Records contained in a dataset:
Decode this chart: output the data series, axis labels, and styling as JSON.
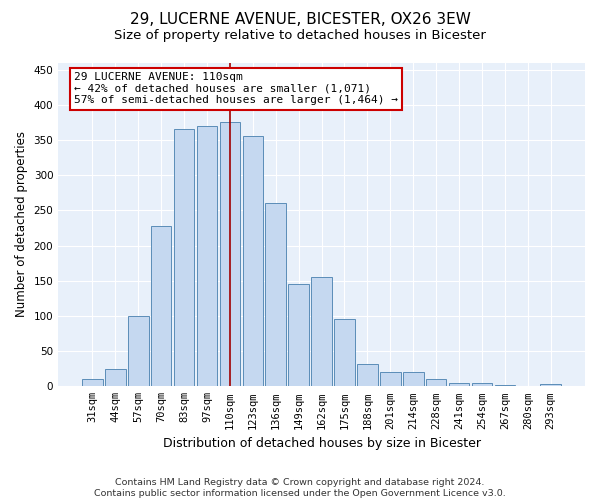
{
  "title": "29, LUCERNE AVENUE, BICESTER, OX26 3EW",
  "subtitle": "Size of property relative to detached houses in Bicester",
  "xlabel": "Distribution of detached houses by size in Bicester",
  "ylabel": "Number of detached properties",
  "categories": [
    "31sqm",
    "44sqm",
    "57sqm",
    "70sqm",
    "83sqm",
    "97sqm",
    "110sqm",
    "123sqm",
    "136sqm",
    "149sqm",
    "162sqm",
    "175sqm",
    "188sqm",
    "201sqm",
    "214sqm",
    "228sqm",
    "241sqm",
    "254sqm",
    "267sqm",
    "280sqm",
    "293sqm"
  ],
  "values": [
    10,
    25,
    100,
    228,
    365,
    370,
    375,
    355,
    260,
    145,
    155,
    95,
    32,
    20,
    20,
    10,
    4,
    5,
    2,
    1,
    3
  ],
  "bar_color": "#c5d8f0",
  "bar_edge_color": "#5b8db8",
  "highlight_line_index": 6,
  "highlight_line_color": "#a00000",
  "annotation_line1": "29 LUCERNE AVENUE: 110sqm",
  "annotation_line2": "← 42% of detached houses are smaller (1,071)",
  "annotation_line3": "57% of semi-detached houses are larger (1,464) →",
  "annotation_box_color": "#ffffff",
  "annotation_box_edge_color": "#cc0000",
  "ylim": [
    0,
    460
  ],
  "yticks": [
    0,
    50,
    100,
    150,
    200,
    250,
    300,
    350,
    400,
    450
  ],
  "background_color": "#e8f0fa",
  "footer_line1": "Contains HM Land Registry data © Crown copyright and database right 2024.",
  "footer_line2": "Contains public sector information licensed under the Open Government Licence v3.0.",
  "title_fontsize": 11,
  "subtitle_fontsize": 9.5,
  "xlabel_fontsize": 9,
  "ylabel_fontsize": 8.5,
  "tick_fontsize": 7.5,
  "annotation_fontsize": 8,
  "footer_fontsize": 6.8
}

**TASK REQUIREMENTS:**
Copy all the lines above that hold the string "LUCERNE".

**CORRECT RESPONSE:**
  "title": "29, LUCERNE AVENUE, BICESTER, OX26 3EW",
  "annotation_line1": "29 LUCERNE AVENUE: 110sqm",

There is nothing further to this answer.